■ YOUR TASK ■
Search the data for the word "JSON" and copy every line where it occurs.

::: RECORDS PROVIDED

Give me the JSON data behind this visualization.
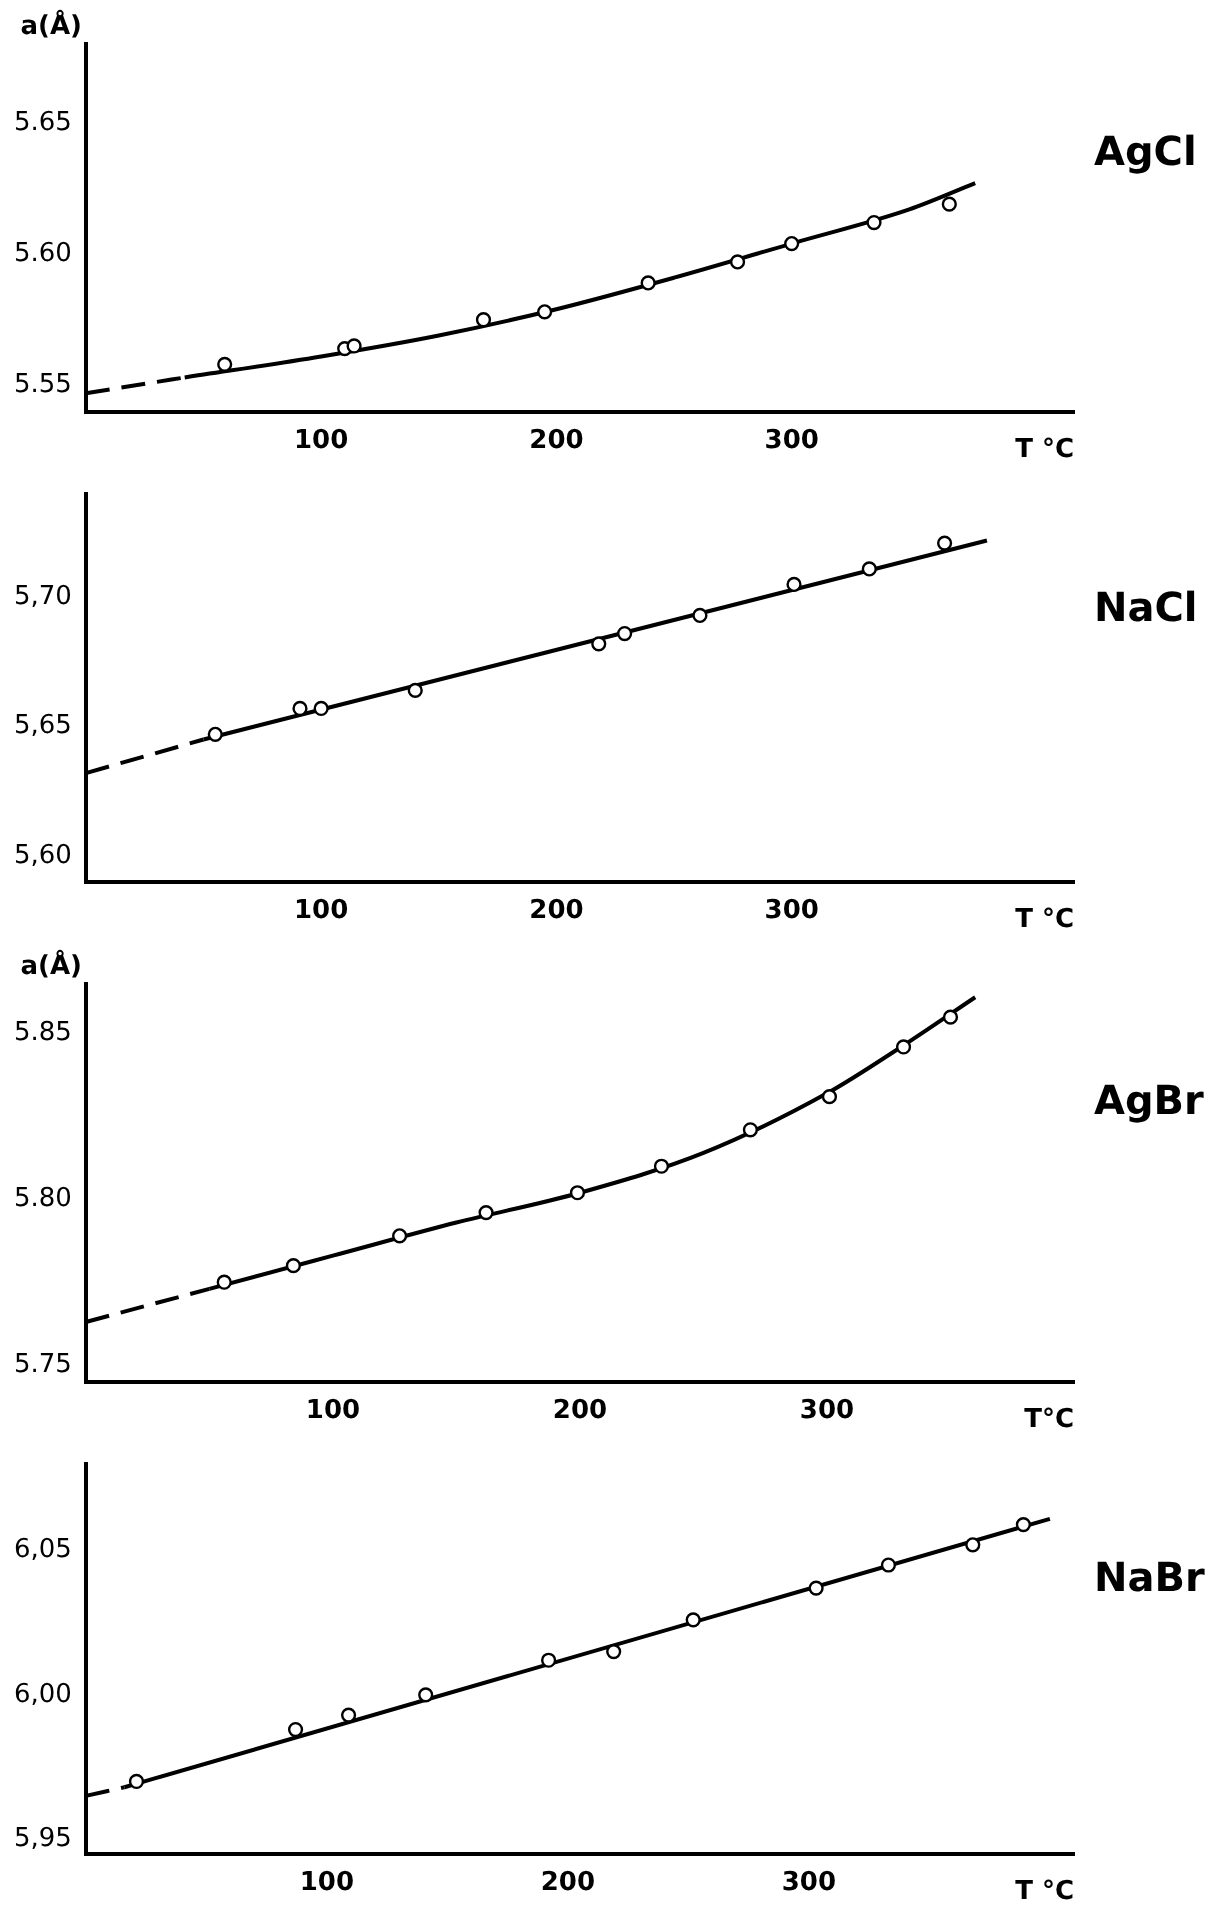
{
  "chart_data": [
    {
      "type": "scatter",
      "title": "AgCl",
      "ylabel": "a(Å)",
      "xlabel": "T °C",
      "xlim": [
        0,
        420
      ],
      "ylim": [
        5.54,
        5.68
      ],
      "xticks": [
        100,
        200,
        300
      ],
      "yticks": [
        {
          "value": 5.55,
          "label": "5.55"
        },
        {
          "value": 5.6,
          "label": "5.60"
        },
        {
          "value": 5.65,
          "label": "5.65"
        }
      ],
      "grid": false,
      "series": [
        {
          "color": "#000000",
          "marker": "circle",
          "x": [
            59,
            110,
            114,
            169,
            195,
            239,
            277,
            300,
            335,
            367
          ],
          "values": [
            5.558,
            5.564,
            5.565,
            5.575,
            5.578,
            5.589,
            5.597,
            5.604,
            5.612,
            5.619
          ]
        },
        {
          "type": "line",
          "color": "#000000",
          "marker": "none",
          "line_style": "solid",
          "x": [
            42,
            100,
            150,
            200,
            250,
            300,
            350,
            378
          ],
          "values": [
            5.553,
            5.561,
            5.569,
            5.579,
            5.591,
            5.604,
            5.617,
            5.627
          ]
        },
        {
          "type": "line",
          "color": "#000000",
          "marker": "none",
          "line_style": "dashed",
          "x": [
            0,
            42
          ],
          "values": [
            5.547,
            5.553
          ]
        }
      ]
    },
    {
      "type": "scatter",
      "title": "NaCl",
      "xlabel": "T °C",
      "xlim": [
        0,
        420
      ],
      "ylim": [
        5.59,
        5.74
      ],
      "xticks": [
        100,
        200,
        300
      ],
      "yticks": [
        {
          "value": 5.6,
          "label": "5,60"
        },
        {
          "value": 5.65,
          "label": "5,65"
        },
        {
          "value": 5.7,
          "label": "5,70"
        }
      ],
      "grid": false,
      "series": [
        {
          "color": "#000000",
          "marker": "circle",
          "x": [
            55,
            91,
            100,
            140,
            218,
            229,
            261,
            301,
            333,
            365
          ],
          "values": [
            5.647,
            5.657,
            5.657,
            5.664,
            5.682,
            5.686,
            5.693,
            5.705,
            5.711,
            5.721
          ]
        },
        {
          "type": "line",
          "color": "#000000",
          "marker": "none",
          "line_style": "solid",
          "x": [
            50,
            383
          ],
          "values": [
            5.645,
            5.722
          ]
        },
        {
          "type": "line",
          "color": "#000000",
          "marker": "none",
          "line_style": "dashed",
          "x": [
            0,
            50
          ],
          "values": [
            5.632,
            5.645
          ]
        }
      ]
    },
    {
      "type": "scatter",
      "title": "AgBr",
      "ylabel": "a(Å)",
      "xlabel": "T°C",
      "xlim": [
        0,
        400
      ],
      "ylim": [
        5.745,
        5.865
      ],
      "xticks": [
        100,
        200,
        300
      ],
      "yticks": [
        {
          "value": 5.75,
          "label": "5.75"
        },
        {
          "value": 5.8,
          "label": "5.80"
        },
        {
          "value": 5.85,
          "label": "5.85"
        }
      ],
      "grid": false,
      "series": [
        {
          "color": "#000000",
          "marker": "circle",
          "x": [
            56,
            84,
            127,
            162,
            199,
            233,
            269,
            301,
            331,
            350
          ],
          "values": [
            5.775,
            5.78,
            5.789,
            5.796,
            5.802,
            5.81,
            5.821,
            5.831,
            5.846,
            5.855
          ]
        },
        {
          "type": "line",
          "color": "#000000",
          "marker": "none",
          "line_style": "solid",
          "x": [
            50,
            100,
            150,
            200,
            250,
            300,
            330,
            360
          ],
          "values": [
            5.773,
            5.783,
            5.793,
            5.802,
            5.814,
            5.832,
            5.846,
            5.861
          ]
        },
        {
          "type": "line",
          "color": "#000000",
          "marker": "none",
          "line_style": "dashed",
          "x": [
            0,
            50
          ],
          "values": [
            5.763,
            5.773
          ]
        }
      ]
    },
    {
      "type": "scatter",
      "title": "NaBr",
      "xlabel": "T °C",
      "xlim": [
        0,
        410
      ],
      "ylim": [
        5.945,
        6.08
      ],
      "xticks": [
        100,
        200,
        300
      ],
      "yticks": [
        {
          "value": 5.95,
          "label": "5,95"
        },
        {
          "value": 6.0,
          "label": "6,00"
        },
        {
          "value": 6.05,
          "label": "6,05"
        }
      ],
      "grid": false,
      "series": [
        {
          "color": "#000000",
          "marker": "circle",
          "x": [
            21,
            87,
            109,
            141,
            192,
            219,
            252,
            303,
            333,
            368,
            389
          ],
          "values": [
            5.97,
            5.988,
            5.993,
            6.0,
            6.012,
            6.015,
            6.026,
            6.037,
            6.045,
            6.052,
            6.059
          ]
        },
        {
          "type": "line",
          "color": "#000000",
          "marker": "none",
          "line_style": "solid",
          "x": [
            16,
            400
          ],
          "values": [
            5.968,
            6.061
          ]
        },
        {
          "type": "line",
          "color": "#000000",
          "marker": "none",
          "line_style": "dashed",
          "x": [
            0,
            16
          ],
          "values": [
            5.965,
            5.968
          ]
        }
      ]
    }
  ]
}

::::::
::: RECORDS PROVIDED

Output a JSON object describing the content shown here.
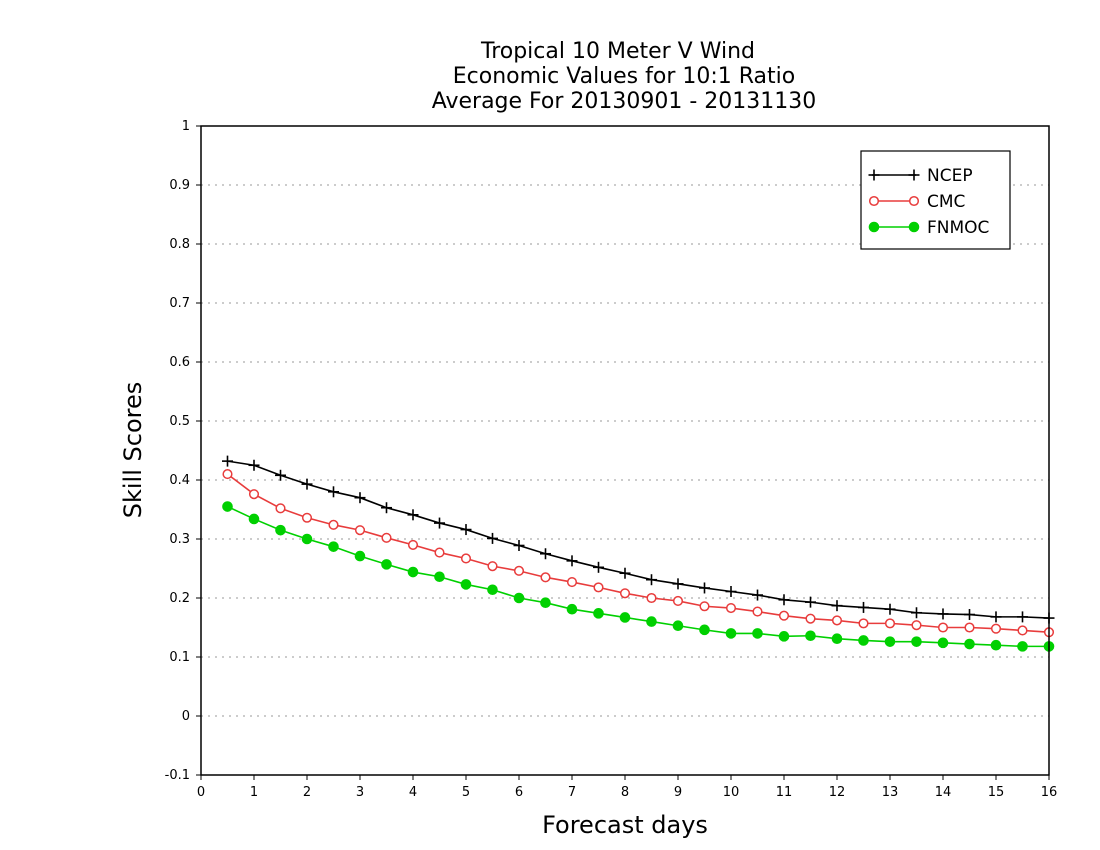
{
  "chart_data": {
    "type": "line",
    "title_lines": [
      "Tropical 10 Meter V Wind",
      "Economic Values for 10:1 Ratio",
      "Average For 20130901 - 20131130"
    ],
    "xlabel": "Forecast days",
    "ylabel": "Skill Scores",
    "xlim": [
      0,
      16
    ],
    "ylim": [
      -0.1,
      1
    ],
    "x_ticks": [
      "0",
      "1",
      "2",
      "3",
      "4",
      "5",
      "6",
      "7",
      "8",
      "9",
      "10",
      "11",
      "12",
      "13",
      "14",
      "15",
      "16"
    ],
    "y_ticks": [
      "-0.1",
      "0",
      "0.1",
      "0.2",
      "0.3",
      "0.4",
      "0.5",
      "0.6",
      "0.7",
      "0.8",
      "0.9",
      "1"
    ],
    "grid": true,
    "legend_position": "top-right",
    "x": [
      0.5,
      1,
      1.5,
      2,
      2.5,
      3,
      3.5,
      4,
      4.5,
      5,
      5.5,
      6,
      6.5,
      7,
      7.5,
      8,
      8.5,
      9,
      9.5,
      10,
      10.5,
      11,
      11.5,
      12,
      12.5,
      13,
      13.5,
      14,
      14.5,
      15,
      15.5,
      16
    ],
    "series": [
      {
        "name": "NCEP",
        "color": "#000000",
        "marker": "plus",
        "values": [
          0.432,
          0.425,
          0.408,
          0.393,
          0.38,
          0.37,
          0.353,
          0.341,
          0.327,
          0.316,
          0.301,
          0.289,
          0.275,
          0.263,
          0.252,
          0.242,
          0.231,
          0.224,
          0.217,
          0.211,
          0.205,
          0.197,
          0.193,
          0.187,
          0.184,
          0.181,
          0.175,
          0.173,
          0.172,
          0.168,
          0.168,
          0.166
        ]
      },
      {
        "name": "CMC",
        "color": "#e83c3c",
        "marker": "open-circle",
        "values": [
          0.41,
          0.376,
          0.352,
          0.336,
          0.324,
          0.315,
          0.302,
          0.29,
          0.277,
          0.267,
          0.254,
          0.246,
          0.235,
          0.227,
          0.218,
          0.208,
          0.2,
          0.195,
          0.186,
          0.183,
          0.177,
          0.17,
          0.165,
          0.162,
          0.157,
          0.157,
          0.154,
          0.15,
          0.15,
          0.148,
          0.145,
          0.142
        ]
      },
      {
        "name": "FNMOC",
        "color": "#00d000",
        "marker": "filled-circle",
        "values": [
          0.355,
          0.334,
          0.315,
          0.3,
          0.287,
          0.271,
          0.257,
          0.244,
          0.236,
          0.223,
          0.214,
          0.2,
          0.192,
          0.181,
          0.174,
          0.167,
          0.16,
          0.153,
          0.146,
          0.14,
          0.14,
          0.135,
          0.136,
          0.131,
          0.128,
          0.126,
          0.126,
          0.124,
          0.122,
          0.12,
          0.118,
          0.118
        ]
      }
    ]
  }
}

::::::

■ THE REPLY ■
Give me the JSON data behind this visualization.
Output a JSON object describing the content shown here.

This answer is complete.